Task brief |
Render every entry verbatim.

Record set |
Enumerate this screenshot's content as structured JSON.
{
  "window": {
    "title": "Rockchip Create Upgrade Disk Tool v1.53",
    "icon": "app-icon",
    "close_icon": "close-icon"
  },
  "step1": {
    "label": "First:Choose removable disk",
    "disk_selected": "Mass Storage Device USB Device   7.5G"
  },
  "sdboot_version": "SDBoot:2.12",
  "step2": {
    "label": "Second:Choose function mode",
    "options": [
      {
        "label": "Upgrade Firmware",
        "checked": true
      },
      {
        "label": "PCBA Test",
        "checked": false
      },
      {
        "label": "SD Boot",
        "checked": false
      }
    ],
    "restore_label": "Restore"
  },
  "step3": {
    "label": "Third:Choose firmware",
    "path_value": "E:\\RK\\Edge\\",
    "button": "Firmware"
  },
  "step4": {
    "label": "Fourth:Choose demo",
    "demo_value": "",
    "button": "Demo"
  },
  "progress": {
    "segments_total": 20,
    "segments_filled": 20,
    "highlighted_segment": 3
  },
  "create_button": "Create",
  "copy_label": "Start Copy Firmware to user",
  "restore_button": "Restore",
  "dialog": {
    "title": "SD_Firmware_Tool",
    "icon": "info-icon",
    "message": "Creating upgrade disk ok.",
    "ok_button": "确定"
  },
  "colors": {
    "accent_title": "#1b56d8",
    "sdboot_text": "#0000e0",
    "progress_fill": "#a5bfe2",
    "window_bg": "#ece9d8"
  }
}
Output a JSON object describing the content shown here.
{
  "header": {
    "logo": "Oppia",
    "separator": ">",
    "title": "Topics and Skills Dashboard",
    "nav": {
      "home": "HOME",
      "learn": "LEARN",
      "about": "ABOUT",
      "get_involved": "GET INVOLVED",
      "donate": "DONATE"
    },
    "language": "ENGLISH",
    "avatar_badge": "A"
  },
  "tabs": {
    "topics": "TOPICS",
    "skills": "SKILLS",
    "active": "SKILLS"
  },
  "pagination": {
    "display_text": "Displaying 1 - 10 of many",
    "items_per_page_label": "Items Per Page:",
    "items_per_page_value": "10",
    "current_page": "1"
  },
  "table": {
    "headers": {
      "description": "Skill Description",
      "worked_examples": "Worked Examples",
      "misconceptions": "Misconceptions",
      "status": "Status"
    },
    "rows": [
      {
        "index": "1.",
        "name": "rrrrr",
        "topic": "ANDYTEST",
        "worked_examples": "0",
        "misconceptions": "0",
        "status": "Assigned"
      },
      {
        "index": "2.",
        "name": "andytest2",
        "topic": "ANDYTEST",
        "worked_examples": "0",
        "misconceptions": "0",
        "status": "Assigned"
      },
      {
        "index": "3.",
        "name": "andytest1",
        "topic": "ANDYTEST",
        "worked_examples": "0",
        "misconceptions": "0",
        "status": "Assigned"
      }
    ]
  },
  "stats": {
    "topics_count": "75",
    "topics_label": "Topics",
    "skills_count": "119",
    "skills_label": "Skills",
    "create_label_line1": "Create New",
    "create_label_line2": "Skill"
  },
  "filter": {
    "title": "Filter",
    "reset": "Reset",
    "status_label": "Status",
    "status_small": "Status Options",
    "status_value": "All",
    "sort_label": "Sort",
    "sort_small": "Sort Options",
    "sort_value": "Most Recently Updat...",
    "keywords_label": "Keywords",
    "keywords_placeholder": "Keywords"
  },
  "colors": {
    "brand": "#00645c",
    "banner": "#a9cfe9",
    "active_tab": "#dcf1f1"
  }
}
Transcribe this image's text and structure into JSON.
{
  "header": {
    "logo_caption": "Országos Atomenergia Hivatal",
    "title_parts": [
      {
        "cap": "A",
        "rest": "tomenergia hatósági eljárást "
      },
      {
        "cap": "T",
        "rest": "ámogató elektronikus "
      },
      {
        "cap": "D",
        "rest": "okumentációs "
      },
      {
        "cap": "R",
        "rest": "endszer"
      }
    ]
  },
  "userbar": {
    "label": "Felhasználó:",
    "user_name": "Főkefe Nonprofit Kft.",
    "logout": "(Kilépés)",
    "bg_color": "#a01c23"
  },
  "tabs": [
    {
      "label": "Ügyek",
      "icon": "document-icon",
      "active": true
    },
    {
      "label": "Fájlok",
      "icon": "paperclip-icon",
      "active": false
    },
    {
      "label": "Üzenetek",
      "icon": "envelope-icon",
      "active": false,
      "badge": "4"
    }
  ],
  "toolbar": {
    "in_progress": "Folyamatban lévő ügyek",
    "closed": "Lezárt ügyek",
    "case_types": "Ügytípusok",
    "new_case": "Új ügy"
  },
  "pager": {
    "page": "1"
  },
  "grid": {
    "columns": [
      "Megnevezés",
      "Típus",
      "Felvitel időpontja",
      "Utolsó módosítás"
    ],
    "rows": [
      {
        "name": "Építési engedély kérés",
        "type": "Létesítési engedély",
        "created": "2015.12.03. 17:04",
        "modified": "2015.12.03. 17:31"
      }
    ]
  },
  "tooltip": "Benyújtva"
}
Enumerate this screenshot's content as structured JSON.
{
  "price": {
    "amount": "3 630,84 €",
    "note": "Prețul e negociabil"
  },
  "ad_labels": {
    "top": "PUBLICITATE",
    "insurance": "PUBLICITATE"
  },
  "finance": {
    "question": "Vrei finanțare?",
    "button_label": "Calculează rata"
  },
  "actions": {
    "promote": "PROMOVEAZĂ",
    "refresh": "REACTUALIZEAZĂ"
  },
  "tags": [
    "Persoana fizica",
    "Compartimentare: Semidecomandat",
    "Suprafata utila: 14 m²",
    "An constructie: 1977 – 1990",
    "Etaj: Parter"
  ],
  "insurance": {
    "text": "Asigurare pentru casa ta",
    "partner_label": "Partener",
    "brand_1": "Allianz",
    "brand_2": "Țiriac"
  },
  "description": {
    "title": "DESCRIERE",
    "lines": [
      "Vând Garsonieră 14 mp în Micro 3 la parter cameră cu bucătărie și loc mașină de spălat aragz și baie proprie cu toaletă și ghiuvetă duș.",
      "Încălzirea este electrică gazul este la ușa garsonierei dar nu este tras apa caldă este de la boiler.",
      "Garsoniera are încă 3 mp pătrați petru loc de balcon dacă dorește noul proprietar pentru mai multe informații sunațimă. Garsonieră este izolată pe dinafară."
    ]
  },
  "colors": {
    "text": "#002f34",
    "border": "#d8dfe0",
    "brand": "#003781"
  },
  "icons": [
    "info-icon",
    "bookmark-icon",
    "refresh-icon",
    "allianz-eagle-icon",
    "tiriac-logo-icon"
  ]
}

Answer to the exercise |
Enumerate this screenshot's content as structured JSON.
{
  "window": {
    "title": "Rockchip Create Upgrade Disk Tool v1.53",
    "icon": "app-icon",
    "close_icon": "close-icon"
  },
  "step1": {
    "label": "First:Choose removable disk",
    "disk_selected": "Mass Storage Device USB Device   7.5G"
  },
  "sdboot_version": "SDBoot:2.12",
  "step2": {
    "label": "Second:Choose function mode",
    "options": [
      {
        "label": "Upgrade Firmware",
        "checked": true
      },
      {
        "label": "PCBA Test",
        "checked": false
      },
      {
        "label": "SD Boot",
        "checked": false
      }
    ],
    "restore_label": "Restore"
  },
  "step3": {
    "label": "Third:Choose firmware",
    "path_value": "E:\\RK\\Edge\\",
    "button": "Firmware"
  },
  "step4": {
    "label": "Fourth:Choose demo",
    "demo_value": "",
    "button": "Demo"
  },
  "progress": {
    "segments_total": 20,
    "segments_filled": 20,
    "highlighted_segment": 3
  },
  "create_button": "Create",
  "copy_label": "Start Copy Firmware to user",
  "restore_button": "Restore",
  "dialog": {
    "title": "SD_Firmware_Tool",
    "icon": "info-icon",
    "message": "Creating upgrade disk ok.",
    "ok_button": "确定"
  },
  "colors": {
    "accent_title": "#1b56d8",
    "sdboot_text": "#0000e0",
    "progress_fill": "#a5bfe2",
    "window_bg": "#ece9d8"
  }
}
Output a JSON object describing the content shown here.
{
  "header": {
    "logo": "Oppia",
    "separator": ">",
    "title": "Topics and Skills Dashboard",
    "nav": {
      "home": "HOME",
      "learn": "LEARN",
      "about": "ABOUT",
      "get_involved": "GET INVOLVED",
      "donate": "DONATE"
    },
    "language": "ENGLISH",
    "avatar_badge": "A"
  },
  "tabs": {
    "topics": "TOPICS",
    "skills": "SKILLS",
    "active": "SKILLS"
  },
  "pagination": {
    "display_text": "Displaying 1 - 10 of many",
    "items_per_page_label": "Items Per Page:",
    "items_per_page_value": "10",
    "current_page": "1"
  },
  "table": {
    "headers": {
      "description": "Skill Description",
      "worked_examples": "Worked Examples",
      "misconceptions": "Misconceptions",
      "status": "Status"
    },
    "rows": [
      {
        "index": "1.",
        "name": "rrrrr",
        "topic": "ANDYTEST",
        "worked_examples": "0",
        "misconceptions": "0",
        "status": "Assigned"
      },
      {
        "index": "2.",
        "name": "andytest2",
        "topic": "ANDYTEST",
        "worked_examples": "0",
        "misconceptions": "0",
        "status": "Assigned"
      },
      {
        "index": "3.",
        "name": "andytest1",
        "topic": "ANDYTEST",
        "worked_examples": "0",
        "misconceptions": "0",
        "status": "Assigned"
      }
    ]
  },
  "stats": {
    "topics_count": "75",
    "topics_label": "Topics",
    "skills_count": "119",
    "skills_label": "Skills",
    "create_label_line1": "Create New",
    "create_label_line2": "Skill"
  },
  "filter": {
    "title": "Filter",
    "reset": "Reset",
    "status_label": "Status",
    "status_small": "Status Options",
    "status_value": "All",
    "sort_label": "Sort",
    "sort_small": "Sort Options",
    "sort_value": "Most Recently Updat...",
    "keywords_label": "Keywords",
    "keywords_placeholder": "Keywords"
  },
  "colors": {
    "brand": "#00645c",
    "banner": "#a9cfe9",
    "active_tab": "#dcf1f1"
  }
}
Transcribe this image's text and structure into JSON.
{
  "header": {
    "logo_caption": "Országos Atomenergia Hivatal",
    "title_parts": [
      {
        "cap": "A",
        "rest": "tomenergia hatósági eljárást "
      },
      {
        "cap": "T",
        "rest": "ámogató elektronikus "
      },
      {
        "cap": "D",
        "rest": "okumentációs "
      },
      {
        "cap": "R",
        "rest": "endszer"
      }
    ]
  },
  "userbar": {
    "label": "Felhasználó:",
    "user_name": "Főkefe Nonprofit Kft.",
    "logout": "(Kilépés)",
    "bg_color": "#a01c23"
  },
  "tabs": [
    {
      "label": "Ügyek",
      "icon": "document-icon",
      "active": true
    },
    {
      "label": "Fájlok",
      "icon": "paperclip-icon",
      "active": false
    },
    {
      "label": "Üzenetek",
      "icon": "envelope-icon",
      "active": false,
      "badge": "4"
    }
  ],
  "toolbar": {
    "in_progress": "Folyamatban lévő ügyek",
    "closed": "Lezárt ügyek",
    "case_types": "Ügytípusok",
    "new_case": "Új ügy"
  },
  "pager": {
    "page": "1"
  },
  "grid": {
    "columns": [
      "Megnevezés",
      "Típus",
      "Felvitel időpontja",
      "Utolsó módosítás"
    ],
    "rows": [
      {
        "name": "Építési engedély kérés",
        "type": "Létesítési engedély",
        "created": "2015.12.03. 17:04",
        "modified": "2015.12.03. 17:31"
      }
    ]
  },
  "tooltip": "Benyújtva"
}
Enumerate this screenshot's content as structured JSON.
{
  "price": {
    "amount": "3 630,84 €",
    "note": "Prețul e negociabil"
  },
  "ad_labels": {
    "top": "PUBLICITATE",
    "insurance": "PUBLICITATE"
  },
  "finance": {
    "question": "Vrei finanțare?",
    "button_label": "Calculează rata"
  },
  "actions": {
    "promote": "PROMOVEAZĂ",
    "refresh": "REACTUALIZEAZĂ"
  },
  "tags": [
    "Persoana fizica",
    "Compartimentare: Semidecomandat",
    "Suprafata utila: 14 m²",
    "An constructie: 1977 – 1990",
    "Etaj: Parter"
  ],
  "insurance": {
    "text": "Asigurare pentru casa ta",
    "partner_label": "Partener",
    "brand_1": "Allianz",
    "brand_2": "Țiriac"
  },
  "description": {
    "title": "DESCRIERE",
    "lines": [
      "Vând Garsonieră 14 mp în Micro 3 la parter cameră cu bucătărie și loc mașină de spălat aragz și baie proprie cu toaletă și ghiuvetă duș.",
      "Încălzirea este electrică gazul este la ușa garsonierei dar nu este tras apa caldă este de la boiler.",
      "Garsoniera are încă 3 mp pătrați petru loc de balcon dacă dorește noul proprietar pentru mai multe informații sunațimă. Garsonieră este izolată pe dinafară."
    ]
  },
  "colors": {
    "text": "#002f34",
    "border": "#d8dfe0",
    "brand": "#003781"
  },
  "icons": [
    "info-icon",
    "bookmark-icon",
    "refresh-icon",
    "allianz-eagle-icon",
    "tiriac-logo-icon"
  ]
}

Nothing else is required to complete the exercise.